### CHALLENGE A
Recast the rows, from the line containing "lampiran-line [95, 149, 153, 161]" through the line containing "company-placeholder: …………………………………….. [480, 278, 632, 289]" (both included), as a Markdown table with the columns Index and Entry. Number each line and leave out blank ones.

### DOCUMENT SECTION
--- start ---

Edition #031 | CHARACTER | The Repair Principle | Monday, April 6, 2026

You said something you should not have said. You know it. They know it. And every day you ignore it, the crack gets wider.

Let's get into it.

1 VERSE

Matthew 5:23-24

“Therefore, if you are offering your gift at the altar and there remember that your brother or sister has something against you, leave your gift there in front of the altar. First go and be reconciled to them; then come and offer your gift.”

The instruction is urgent. Do not finish what you are doing first. Do not wait for a better time. Leave what you are doing and go repair it now. Reconciliation is more important than ritual.

1 VOICE

Chris Voss

“Tactical empathy is understanding the feelings and mindset of another in the moment and also hearing what is behind those feelings.”

Chris Voss spent twenty-four years as an FBI hostage negotiator handling some of the highest-stakes conversations in the world. His book Never Split the Difference teaches that the foundation of every successful negotiation is not strategy or cleverness. It is the ability to acknowledge the other person’s reality and make them feel heard before you say anything else.

Repair starts with empathy. Before you explain yourself, before you defend your actions, before you offer solutions, you need to genuinely understand how the other person experienced the damage. That is not weakness. That is the highest form of emotional intelligence and the first step of every meaningful healing and growth process. Both personally and professionally.

--- end ---

### CHALLENGE B
In the newsletter, write out the part that opens with the words "Edition #031 |" and closes with "important than ritual.", swapping "altar" for "shrine" wherever it occurs.

### INPUT

--- start ---

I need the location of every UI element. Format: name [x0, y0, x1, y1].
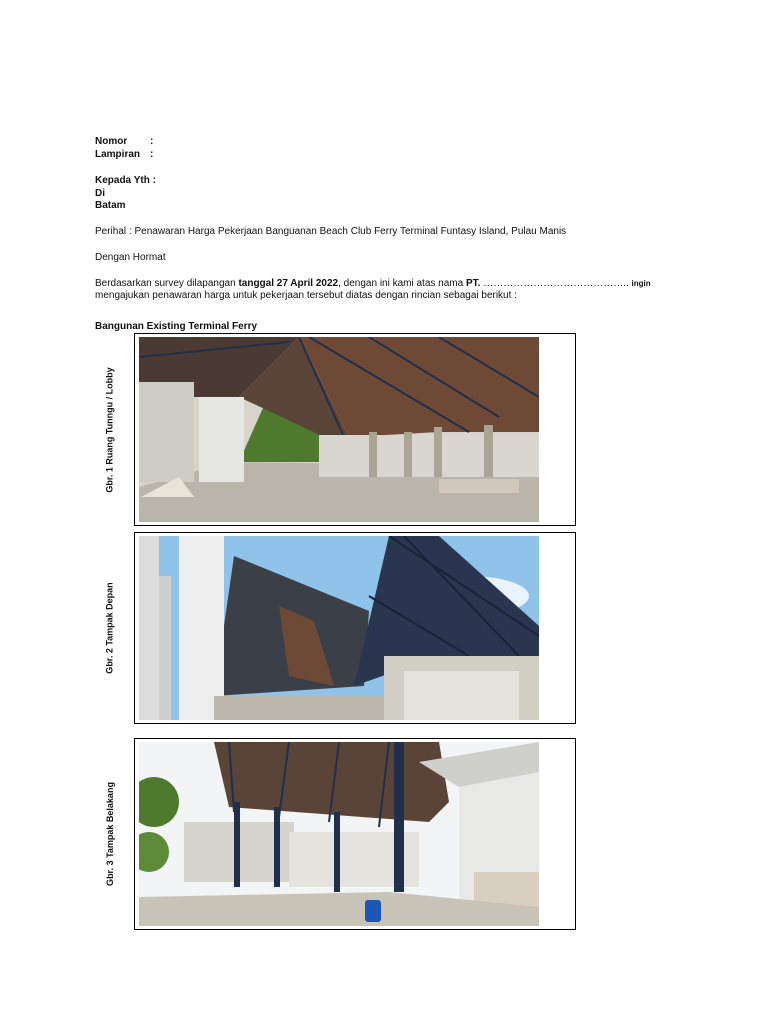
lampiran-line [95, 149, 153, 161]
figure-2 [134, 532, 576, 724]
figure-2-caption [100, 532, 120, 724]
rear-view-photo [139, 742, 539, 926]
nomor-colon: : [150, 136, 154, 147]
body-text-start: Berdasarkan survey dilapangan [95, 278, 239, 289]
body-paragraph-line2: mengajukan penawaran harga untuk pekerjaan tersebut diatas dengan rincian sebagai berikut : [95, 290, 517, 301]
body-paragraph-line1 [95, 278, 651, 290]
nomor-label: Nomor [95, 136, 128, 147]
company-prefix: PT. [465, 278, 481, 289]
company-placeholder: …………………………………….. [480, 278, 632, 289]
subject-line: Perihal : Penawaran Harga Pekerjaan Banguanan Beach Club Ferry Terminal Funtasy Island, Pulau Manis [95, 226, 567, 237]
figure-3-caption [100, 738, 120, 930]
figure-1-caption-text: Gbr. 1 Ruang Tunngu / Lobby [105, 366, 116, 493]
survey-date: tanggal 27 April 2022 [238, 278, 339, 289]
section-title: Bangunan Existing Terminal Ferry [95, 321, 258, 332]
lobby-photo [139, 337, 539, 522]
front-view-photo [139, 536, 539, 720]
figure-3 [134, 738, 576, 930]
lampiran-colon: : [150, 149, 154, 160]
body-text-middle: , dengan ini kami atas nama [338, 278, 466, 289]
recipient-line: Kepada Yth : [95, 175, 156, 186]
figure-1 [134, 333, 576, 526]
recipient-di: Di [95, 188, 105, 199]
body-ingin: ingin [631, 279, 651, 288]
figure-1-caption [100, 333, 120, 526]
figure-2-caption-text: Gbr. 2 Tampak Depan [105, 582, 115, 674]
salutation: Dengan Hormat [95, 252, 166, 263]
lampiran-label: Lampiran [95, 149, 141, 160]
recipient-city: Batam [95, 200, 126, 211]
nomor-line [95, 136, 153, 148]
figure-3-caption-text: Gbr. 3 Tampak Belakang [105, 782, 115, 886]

--- end ---

### WRITTEN REPLY A
| Index | Entry |
|---|---|
| 1 | lampiran-line [95, 149, 153, 161] |
| 2 | figure-2 [134, 532, 576, 724] |
| 3 | figure-2-caption [100, 532, 120, 724] |
| 4 | rear-view-photo [139, 742, 539, 926] |
| 5 | nomor-colon: : [150, 136, 154, 147] |
| 6 | body-text-start: Berdasarkan survey dilapangan [95, 278, 239, 289] |
| 7 | body-paragraph-line2: mengajukan penawaran harga untuk pekerjaan tersebut diatas dengan rincian sebagai berikut : [95, 290, 517, 301] |
| 8 | body-paragraph-line1 [95, 278, 651, 290] |
| 9 | nomor-label: Nomor [95, 136, 128, 147] |
| 10 | company-prefix: PT. [465, 278, 481, 289] |
| 11 | company-placeholder: …………………………………….. [480, 278, 632, 289] |

### WRITTEN REPLY B
Edition #031 | CHARACTER | The Repair Principle | Monday, April 6, 2026

You said something you should not have said. You know it. They know it. And every day you ignore it, the crack gets wider.

Let's get into it.

1 VERSE

Matthew 5:23-24

“Therefore, if you are offering your gift at the shrine and there remember that your brother or sister has something against you, leave your gift there in front of the shrine. First go and be reconciled to them; then come and offer your gift.”

The instruction is urgent. Do not finish what you are doing first. Do not wait for a better time. Leave what you are doing and go repair it now. Reconciliation is more important than ritual.